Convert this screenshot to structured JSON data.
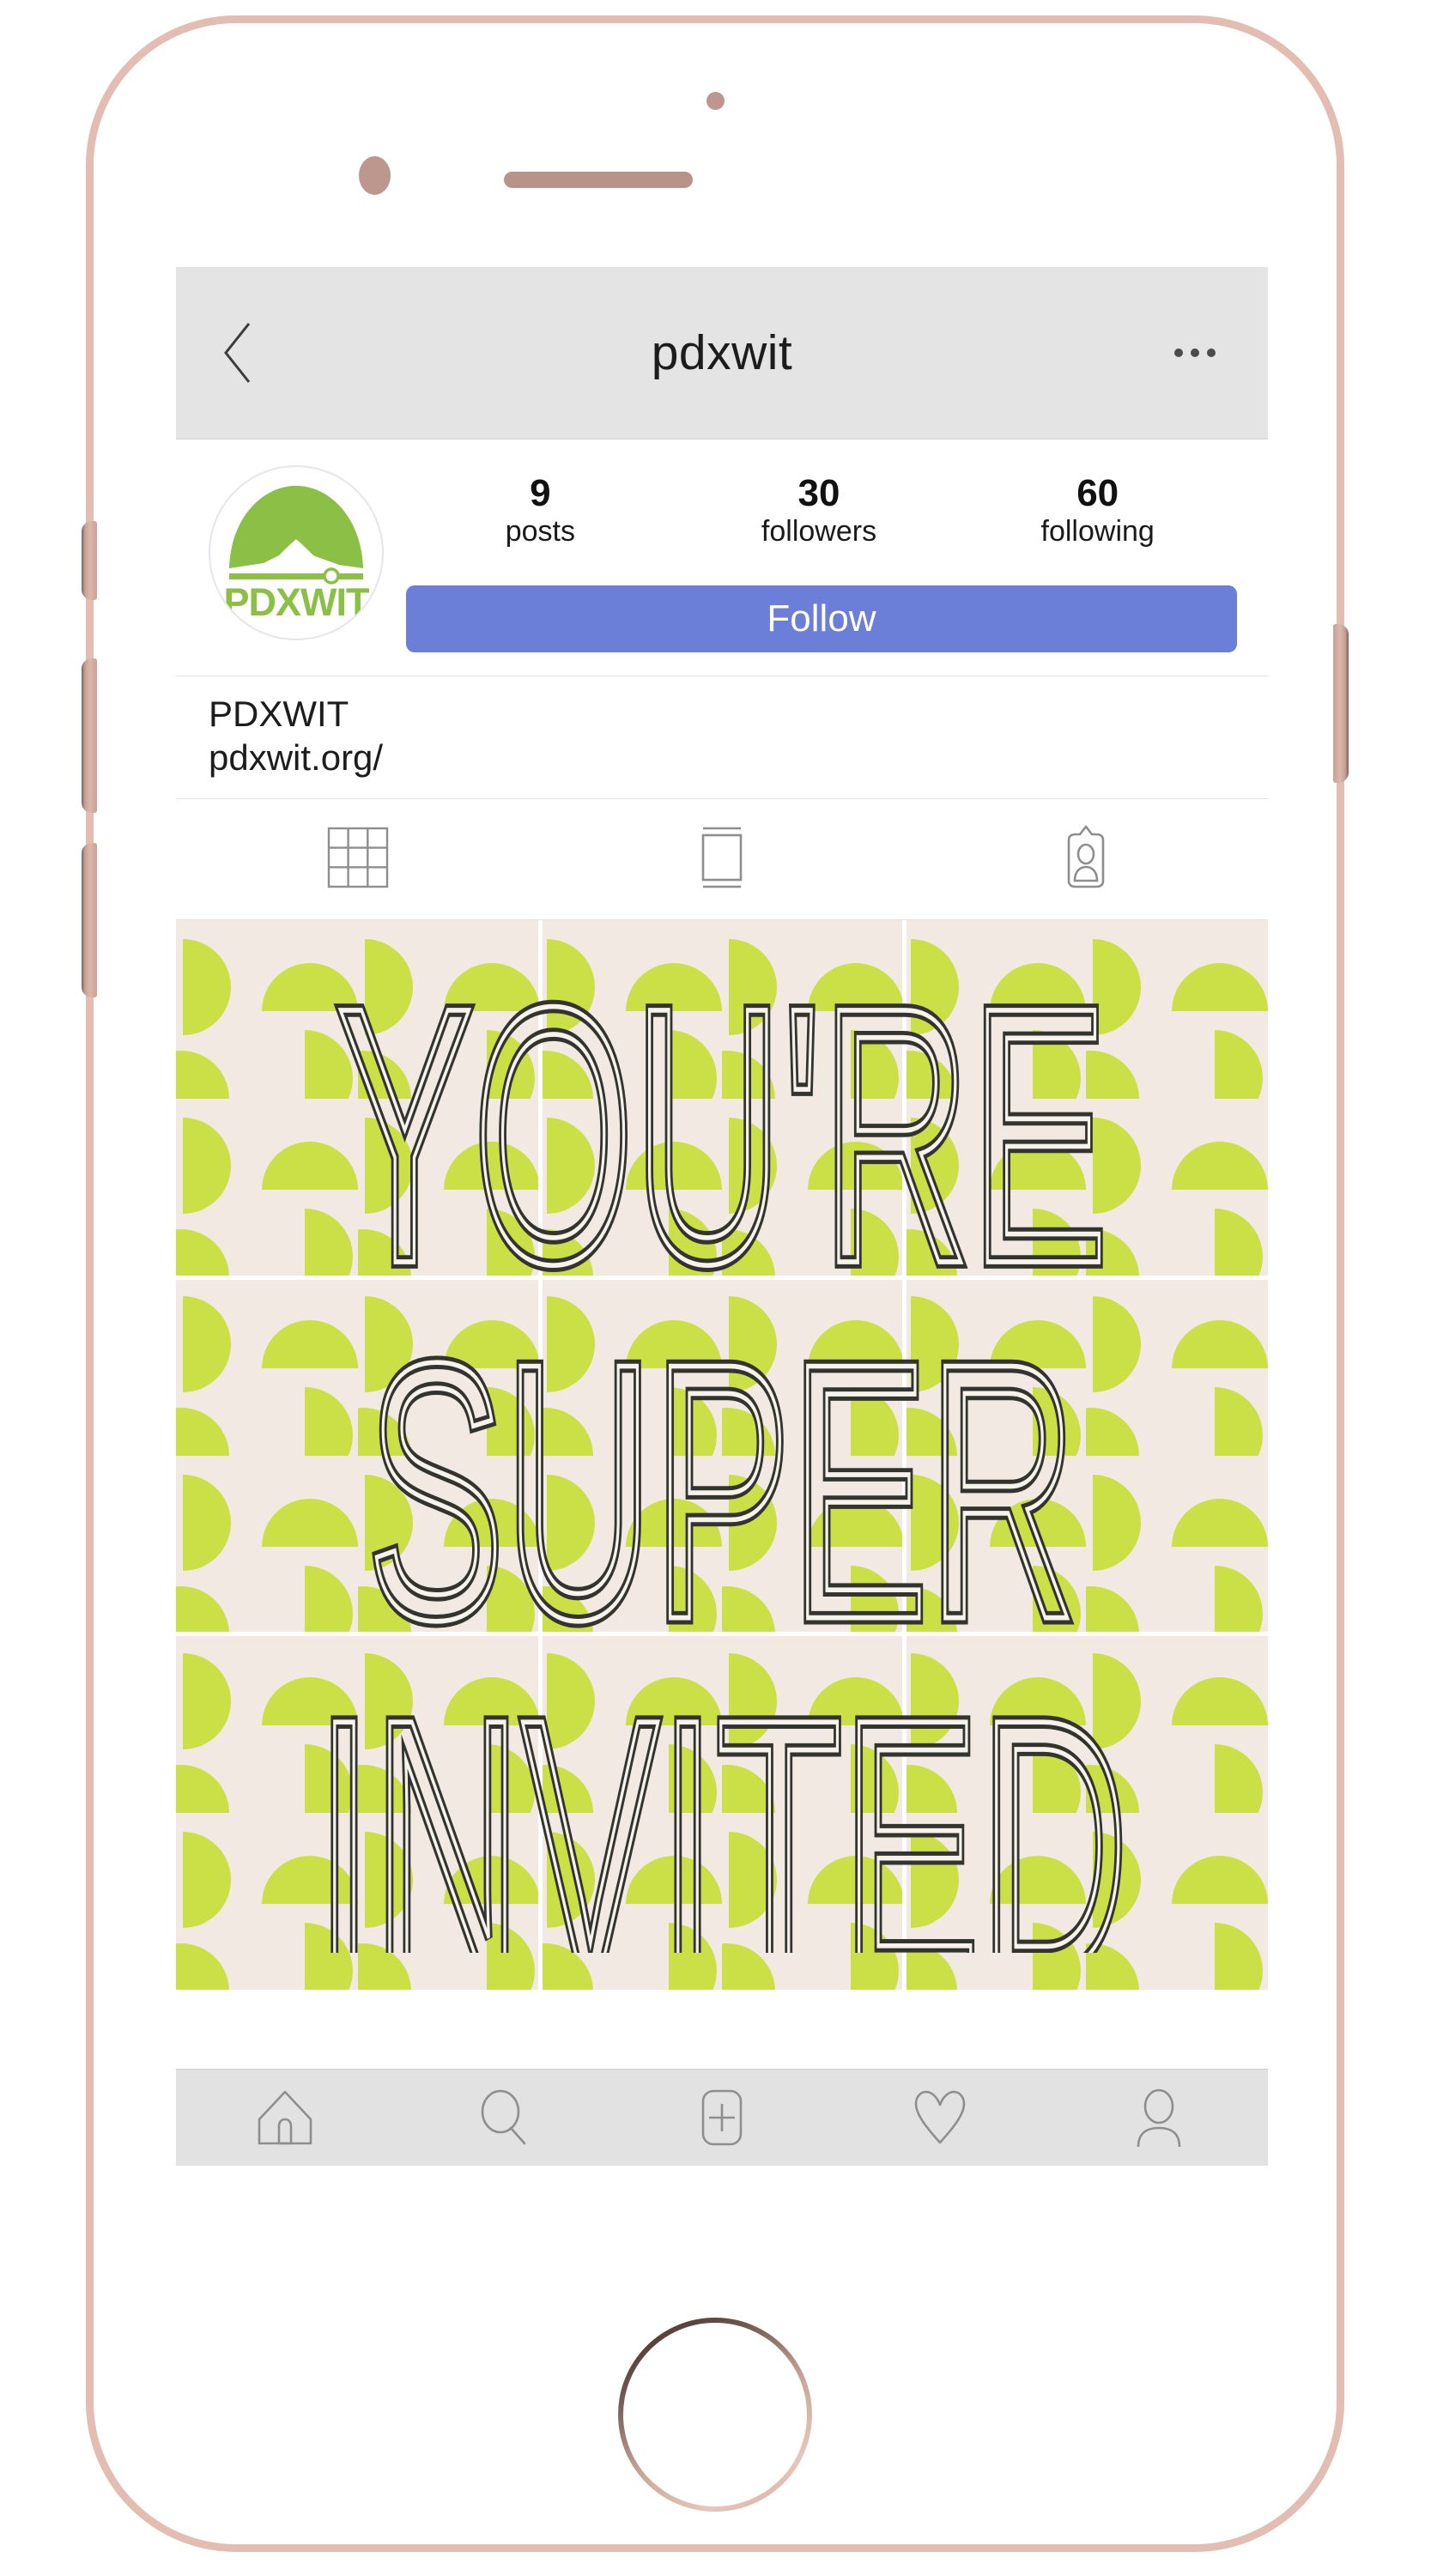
{
  "device": {
    "type": "smartphone-mockup",
    "frame_color": "#e3bdb1",
    "body_color": "#ffffff",
    "components": {
      "front_camera": "front-camera",
      "proximity_sensor": "proximity-sensor",
      "earpiece_speaker": "earpiece-speaker",
      "home_button": "home-button",
      "silent_switch": "silent-switch",
      "volume_up_button": "volume-up-button",
      "volume_down_button": "volume-down-button",
      "power_button": "power-button"
    }
  },
  "app": {
    "name": "instagram",
    "navbar": {
      "back_icon": "chevron-left-icon",
      "title": "pdxwit",
      "more_icon": "ellipsis-icon",
      "background": "#e4e4e4"
    },
    "profile": {
      "avatar_icon": "pdxwit-logo-avatar",
      "avatar_logo_text": "PDXWIT",
      "avatar_logo_color": "#8bbf45",
      "stats": [
        {
          "number": "9",
          "label": "posts"
        },
        {
          "number": "30",
          "label": "followers"
        },
        {
          "number": "60",
          "label": "following"
        }
      ],
      "follow_button": {
        "label": "Follow",
        "color": "#6b7ed8",
        "text_color": "#ffffff"
      },
      "bio": {
        "name": "PDXWIT",
        "website": "pdxwit.org/"
      }
    },
    "tabs": [
      {
        "name": "grid-view",
        "icon": "grid-icon",
        "selected": true
      },
      {
        "name": "list-view",
        "icon": "list-view-icon",
        "selected": false
      },
      {
        "name": "tagged-view",
        "icon": "tagged-photos-icon",
        "selected": false
      }
    ],
    "post_grid": {
      "columns": 3,
      "rows": 3,
      "total_tiles": 9,
      "grid_line_color": "#ffffff",
      "artwork": {
        "background_color": "#f2e9e3",
        "accent_color": "#cbe047",
        "shape": "half-circle",
        "text_color": "#33342f",
        "text_inline_color": "#f7f2ec",
        "lines": [
          "YOU'RE",
          "SUPER",
          "INVITED"
        ]
      }
    },
    "bottom_nav": [
      {
        "name": "home",
        "icon": "home-icon"
      },
      {
        "name": "search",
        "icon": "search-icon"
      },
      {
        "name": "add-post",
        "icon": "add-post-icon"
      },
      {
        "name": "activity",
        "icon": "heart-icon"
      },
      {
        "name": "profile",
        "icon": "person-icon"
      }
    ]
  }
}
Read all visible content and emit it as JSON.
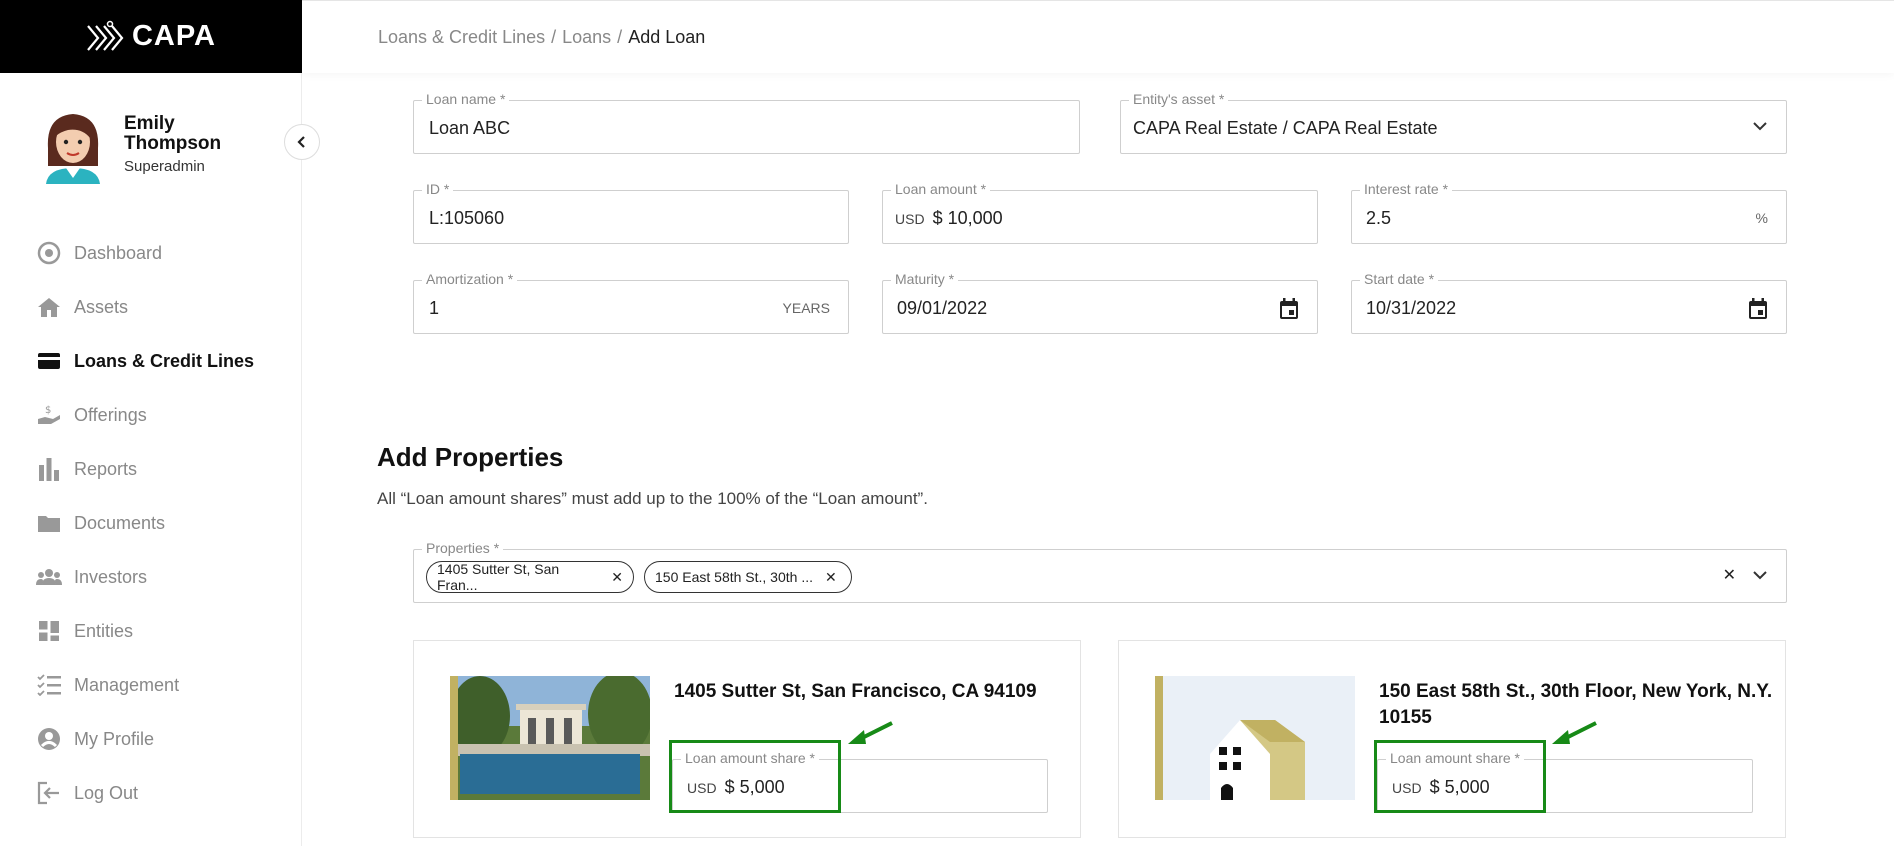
{
  "app": {
    "logo_text": "CAPA"
  },
  "user": {
    "name": "Emily Thompson",
    "role": "Superadmin"
  },
  "nav": [
    {
      "label": "Dashboard",
      "icon": "dashboard-icon"
    },
    {
      "label": "Assets",
      "icon": "home-icon"
    },
    {
      "label": "Loans & Credit Lines",
      "icon": "credit-card-icon"
    },
    {
      "label": "Offerings",
      "icon": "offerings-icon"
    },
    {
      "label": "Reports",
      "icon": "bar-chart-icon"
    },
    {
      "label": "Documents",
      "icon": "folder-icon"
    },
    {
      "label": "Investors",
      "icon": "users-icon"
    },
    {
      "label": "Entities",
      "icon": "grid-icon"
    },
    {
      "label": "Management",
      "icon": "checklist-icon"
    },
    {
      "label": "My Profile",
      "icon": "user-circle-icon"
    },
    {
      "label": "Log Out",
      "icon": "logout-icon"
    }
  ],
  "breadcrumb": {
    "item1": "Loans & Credit Lines",
    "item2": "Loans",
    "current": "Add Loan",
    "sep": "/"
  },
  "form": {
    "loan_name": {
      "label": "Loan name *",
      "value": "Loan ABC"
    },
    "entity_asset": {
      "label": "Entity's asset *",
      "value": "CAPA Real Estate / CAPA Real Estate"
    },
    "id": {
      "label": "ID *",
      "value": "L:105060"
    },
    "loan_amount": {
      "label": "Loan amount *",
      "currency": "USD",
      "value": "$ 10,000"
    },
    "interest_rate": {
      "label": "Interest rate *",
      "value": "2.5",
      "suffix": "%"
    },
    "amortization": {
      "label": "Amortization *",
      "value": "1",
      "suffix": "YEARS"
    },
    "maturity": {
      "label": "Maturity *",
      "value": "09/01/2022"
    },
    "start_date": {
      "label": "Start date *",
      "value": "10/31/2022"
    }
  },
  "properties_section": {
    "title": "Add Properties",
    "description": "All “Loan amount shares” must add up to the 100% of the “Loan amount”.",
    "select_label": "Properties *",
    "chips": [
      "1405 Sutter St, San Fran...",
      "150 East 58th St., 30th ..."
    ]
  },
  "cards": [
    {
      "title": "1405 Sutter St, San Francisco, CA 94109",
      "share_label": "Loan amount share *",
      "currency": "USD",
      "share_value": "$ 5,000"
    },
    {
      "title": "150 East 58th St., 30th Floor, New York, N.Y. 10155",
      "share_label": "Loan amount share *",
      "currency": "USD",
      "share_value": "$ 5,000"
    }
  ],
  "colors": {
    "highlight": "#178a17",
    "accent_gold": "#c1b162",
    "sidebar_active": "#111111"
  }
}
· · ·
* Description of the task *
Check all the records above and select each line where the string "East" is found.

* Result of the exercise *
      "150 East 58th St., 30th ..."
      "title": "150 East 58th St., 30th Floor, New York, N.Y. 10155",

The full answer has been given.